··· EXERCISE INPUTS ···

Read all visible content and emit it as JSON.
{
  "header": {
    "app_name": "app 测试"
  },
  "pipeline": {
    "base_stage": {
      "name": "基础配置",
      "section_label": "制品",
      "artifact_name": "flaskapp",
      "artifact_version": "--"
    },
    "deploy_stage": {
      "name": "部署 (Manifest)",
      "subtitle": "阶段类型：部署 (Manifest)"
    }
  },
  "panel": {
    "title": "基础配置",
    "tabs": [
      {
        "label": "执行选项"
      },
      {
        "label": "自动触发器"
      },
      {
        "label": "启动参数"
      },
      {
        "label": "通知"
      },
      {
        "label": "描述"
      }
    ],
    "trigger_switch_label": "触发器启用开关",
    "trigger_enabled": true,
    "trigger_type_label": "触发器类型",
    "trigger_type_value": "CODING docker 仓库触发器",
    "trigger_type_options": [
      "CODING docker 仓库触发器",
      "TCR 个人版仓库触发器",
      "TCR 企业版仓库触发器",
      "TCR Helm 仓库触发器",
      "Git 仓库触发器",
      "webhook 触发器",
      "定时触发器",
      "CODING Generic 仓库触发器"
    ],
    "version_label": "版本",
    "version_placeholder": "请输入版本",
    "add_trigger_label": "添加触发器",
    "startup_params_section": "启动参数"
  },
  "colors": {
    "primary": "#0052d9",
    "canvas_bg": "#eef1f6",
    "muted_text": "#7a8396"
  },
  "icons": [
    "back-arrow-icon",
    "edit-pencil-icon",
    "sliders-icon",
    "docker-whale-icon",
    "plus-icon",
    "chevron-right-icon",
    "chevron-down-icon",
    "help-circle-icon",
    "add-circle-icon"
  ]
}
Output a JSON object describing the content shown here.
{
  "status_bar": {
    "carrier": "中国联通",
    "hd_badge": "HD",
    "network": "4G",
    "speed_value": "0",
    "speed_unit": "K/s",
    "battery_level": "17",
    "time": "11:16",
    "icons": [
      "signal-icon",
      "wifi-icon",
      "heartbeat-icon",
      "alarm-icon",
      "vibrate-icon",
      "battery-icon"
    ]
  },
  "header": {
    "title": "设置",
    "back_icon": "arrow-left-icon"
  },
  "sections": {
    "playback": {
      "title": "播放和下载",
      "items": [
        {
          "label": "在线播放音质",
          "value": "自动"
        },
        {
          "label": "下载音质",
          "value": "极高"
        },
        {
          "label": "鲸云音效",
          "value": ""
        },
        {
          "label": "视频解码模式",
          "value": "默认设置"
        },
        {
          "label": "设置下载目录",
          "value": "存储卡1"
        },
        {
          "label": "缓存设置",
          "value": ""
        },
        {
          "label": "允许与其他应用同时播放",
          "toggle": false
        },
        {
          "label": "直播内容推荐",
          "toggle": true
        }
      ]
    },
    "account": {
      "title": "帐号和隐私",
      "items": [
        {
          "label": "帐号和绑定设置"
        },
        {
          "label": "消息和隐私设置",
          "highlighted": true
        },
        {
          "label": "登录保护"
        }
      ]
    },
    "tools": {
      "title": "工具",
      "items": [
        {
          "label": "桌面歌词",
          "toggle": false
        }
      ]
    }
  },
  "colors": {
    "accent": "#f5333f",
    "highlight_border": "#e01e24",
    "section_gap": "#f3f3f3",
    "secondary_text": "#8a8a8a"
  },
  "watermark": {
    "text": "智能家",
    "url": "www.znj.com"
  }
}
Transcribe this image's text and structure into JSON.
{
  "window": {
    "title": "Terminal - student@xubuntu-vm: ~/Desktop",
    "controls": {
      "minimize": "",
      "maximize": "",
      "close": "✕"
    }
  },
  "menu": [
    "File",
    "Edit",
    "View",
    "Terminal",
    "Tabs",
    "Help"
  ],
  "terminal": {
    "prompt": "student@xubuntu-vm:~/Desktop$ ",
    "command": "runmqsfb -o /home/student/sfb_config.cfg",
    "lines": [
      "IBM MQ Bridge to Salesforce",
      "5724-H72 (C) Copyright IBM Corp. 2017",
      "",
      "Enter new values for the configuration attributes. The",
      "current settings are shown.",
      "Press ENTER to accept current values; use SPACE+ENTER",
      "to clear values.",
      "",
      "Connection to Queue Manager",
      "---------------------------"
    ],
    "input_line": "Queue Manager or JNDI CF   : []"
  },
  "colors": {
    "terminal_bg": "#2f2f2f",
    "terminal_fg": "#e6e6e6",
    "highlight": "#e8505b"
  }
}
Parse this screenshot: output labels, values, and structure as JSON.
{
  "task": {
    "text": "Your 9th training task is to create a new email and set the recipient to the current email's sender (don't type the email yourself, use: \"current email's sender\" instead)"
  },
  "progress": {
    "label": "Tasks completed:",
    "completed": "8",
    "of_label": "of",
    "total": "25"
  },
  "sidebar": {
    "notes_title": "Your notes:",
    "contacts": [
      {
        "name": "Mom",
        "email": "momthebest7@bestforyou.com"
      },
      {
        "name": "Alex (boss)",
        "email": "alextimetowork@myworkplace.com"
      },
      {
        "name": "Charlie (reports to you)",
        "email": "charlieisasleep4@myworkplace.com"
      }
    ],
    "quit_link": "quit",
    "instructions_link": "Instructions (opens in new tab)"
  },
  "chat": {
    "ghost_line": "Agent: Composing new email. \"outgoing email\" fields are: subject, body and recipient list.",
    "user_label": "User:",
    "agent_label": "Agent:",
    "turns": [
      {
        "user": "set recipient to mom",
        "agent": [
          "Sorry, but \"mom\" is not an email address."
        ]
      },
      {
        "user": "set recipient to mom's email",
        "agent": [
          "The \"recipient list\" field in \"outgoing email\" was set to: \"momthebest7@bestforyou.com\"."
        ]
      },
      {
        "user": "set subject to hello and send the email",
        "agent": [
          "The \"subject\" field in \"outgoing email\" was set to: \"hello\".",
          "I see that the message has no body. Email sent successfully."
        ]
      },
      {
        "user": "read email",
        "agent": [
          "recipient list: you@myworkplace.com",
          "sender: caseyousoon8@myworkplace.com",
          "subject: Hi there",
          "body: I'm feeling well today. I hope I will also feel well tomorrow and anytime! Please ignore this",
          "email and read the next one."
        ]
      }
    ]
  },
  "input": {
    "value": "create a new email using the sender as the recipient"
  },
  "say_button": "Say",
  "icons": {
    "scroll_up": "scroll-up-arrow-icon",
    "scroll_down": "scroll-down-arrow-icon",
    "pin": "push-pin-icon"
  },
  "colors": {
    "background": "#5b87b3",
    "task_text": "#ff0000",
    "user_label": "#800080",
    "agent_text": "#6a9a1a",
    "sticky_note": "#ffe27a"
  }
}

···

## WORK TO COMPLETE
Write out all of the records once more, exactly.

## EXERCISE OUTPUT
Read all visible content and emit it as JSON.
{
  "header": {
    "app_name": "app 测试"
  },
  "pipeline": {
    "base_stage": {
      "name": "基础配置",
      "section_label": "制品",
      "artifact_name": "flaskapp",
      "artifact_version": "--"
    },
    "deploy_stage": {
      "name": "部署 (Manifest)",
      "subtitle": "阶段类型：部署 (Manifest)"
    }
  },
  "panel": {
    "title": "基础配置",
    "tabs": [
      {
        "label": "执行选项"
      },
      {
        "label": "自动触发器"
      },
      {
        "label": "启动参数"
      },
      {
        "label": "通知"
      },
      {
        "label": "描述"
      }
    ],
    "trigger_switch_label": "触发器启用开关",
    "trigger_enabled": true,
    "trigger_type_label": "触发器类型",
    "trigger_type_value": "CODING docker 仓库触发器",
    "trigger_type_options": [
      "CODING docker 仓库触发器",
      "TCR 个人版仓库触发器",
      "TCR 企业版仓库触发器",
      "TCR Helm 仓库触发器",
      "Git 仓库触发器",
      "webhook 触发器",
      "定时触发器",
      "CODING Generic 仓库触发器"
    ],
    "version_label": "版本",
    "version_placeholder": "请输入版本",
    "add_trigger_label": "添加触发器",
    "startup_params_section": "启动参数"
  },
  "colors": {
    "primary": "#0052d9",
    "canvas_bg": "#eef1f6",
    "muted_text": "#7a8396"
  },
  "icons": [
    "back-arrow-icon",
    "edit-pencil-icon",
    "sliders-icon",
    "docker-whale-icon",
    "plus-icon",
    "chevron-right-icon",
    "chevron-down-icon",
    "help-circle-icon",
    "add-circle-icon"
  ]
}
Output a JSON object describing the content shown here.
{
  "status_bar": {
    "carrier": "中国联通",
    "hd_badge": "HD",
    "network": "4G",
    "speed_value": "0",
    "speed_unit": "K/s",
    "battery_level": "17",
    "time": "11:16",
    "icons": [
      "signal-icon",
      "wifi-icon",
      "heartbeat-icon",
      "alarm-icon",
      "vibrate-icon",
      "battery-icon"
    ]
  },
  "header": {
    "title": "设置",
    "back_icon": "arrow-left-icon"
  },
  "sections": {
    "playback": {
      "title": "播放和下载",
      "items": [
        {
          "label": "在线播放音质",
          "value": "自动"
        },
        {
          "label": "下载音质",
          "value": "极高"
        },
        {
          "label": "鲸云音效",
          "value": ""
        },
        {
          "label": "视频解码模式",
          "value": "默认设置"
        },
        {
          "label": "设置下载目录",
          "value": "存储卡1"
        },
        {
          "label": "缓存设置",
          "value": ""
        },
        {
          "label": "允许与其他应用同时播放",
          "toggle": false
        },
        {
          "label": "直播内容推荐",
          "toggle": true
        }
      ]
    },
    "account": {
      "title": "帐号和隐私",
      "items": [
        {
          "label": "帐号和绑定设置"
        },
        {
          "label": "消息和隐私设置",
          "highlighted": true
        },
        {
          "label": "登录保护"
        }
      ]
    },
    "tools": {
      "title": "工具",
      "items": [
        {
          "label": "桌面歌词",
          "toggle": false
        }
      ]
    }
  },
  "colors": {
    "accent": "#f5333f",
    "highlight_border": "#e01e24",
    "section_gap": "#f3f3f3",
    "secondary_text": "#8a8a8a"
  },
  "watermark": {
    "text": "智能家",
    "url": "www.znj.com"
  }
}
Transcribe this image's text and structure into JSON.
{
  "window": {
    "title": "Terminal - student@xubuntu-vm: ~/Desktop",
    "controls": {
      "minimize": "",
      "maximize": "",
      "close": "✕"
    }
  },
  "menu": [
    "File",
    "Edit",
    "View",
    "Terminal",
    "Tabs",
    "Help"
  ],
  "terminal": {
    "prompt": "student@xubuntu-vm:~/Desktop$ ",
    "command": "runmqsfb -o /home/student/sfb_config.cfg",
    "lines": [
      "IBM MQ Bridge to Salesforce",
      "5724-H72 (C) Copyright IBM Corp. 2017",
      "",
      "Enter new values for the configuration attributes. The",
      "current settings are shown.",
      "Press ENTER to accept current values; use SPACE+ENTER",
      "to clear values.",
      "",
      "Connection to Queue Manager",
      "---------------------------"
    ],
    "input_line": "Queue Manager or JNDI CF   : []"
  },
  "colors": {
    "terminal_bg": "#2f2f2f",
    "terminal_fg": "#e6e6e6",
    "highlight": "#e8505b"
  }
}
Parse this screenshot: output labels, values, and structure as JSON.
{
  "task": {
    "text": "Your 9th training task is to create a new email and set the recipient to the current email's sender (don't type the email yourself, use: \"current email's sender\" instead)"
  },
  "progress": {
    "label": "Tasks completed:",
    "completed": "8",
    "of_label": "of",
    "total": "25"
  },
  "sidebar": {
    "notes_title": "Your notes:",
    "contacts": [
      {
        "name": "Mom",
        "email": "momthebest7@bestforyou.com"
      },
      {
        "name": "Alex (boss)",
        "email": "alextimetowork@myworkplace.com"
      },
      {
        "name": "Charlie (reports to you)",
        "email": "charlieisasleep4@myworkplace.com"
      }
    ],
    "quit_link": "quit",
    "instructions_link": "Instructions (opens in new tab)"
  },
  "chat": {
    "ghost_line": "Agent: Composing new email. \"outgoing email\" fields are: subject, body and recipient list.",
    "user_label": "User:",
    "agent_label": "Agent:",
    "turns": [
      {
        "user": "set recipient to mom",
        "agent": [
          "Sorry, but \"mom\" is not an email address."
        ]
      },
      {
        "user": "set recipient to mom's email",
        "agent": [
          "The \"recipient list\" field in \"outgoing email\" was set to: \"momthebest7@bestforyou.com\"."
        ]
      },
      {
        "user": "set subject to hello and send the email",
        "agent": [
          "The \"subject\" field in \"outgoing email\" was set to: \"hello\".",
          "I see that the message has no body. Email sent successfully."
        ]
      },
      {
        "user": "read email",
        "agent": [
          "recipient list: you@myworkplace.com",
          "sender: caseyousoon8@myworkplace.com",
          "subject: Hi there",
          "body: I'm feeling well today. I hope I will also feel well tomorrow and anytime! Please ignore this",
          "email and read the next one."
        ]
      }
    ]
  },
  "input": {
    "value": "create a new email using the sender as the recipient"
  },
  "say_button": "Say",
  "icons": {
    "scroll_up": "scroll-up-arrow-icon",
    "scroll_down": "scroll-down-arrow-icon",
    "pin": "push-pin-icon"
  },
  "colors": {
    "background": "#5b87b3",
    "task_text": "#ff0000",
    "user_label": "#800080",
    "agent_text": "#6a9a1a",
    "sticky_note": "#ffe27a"
  }
}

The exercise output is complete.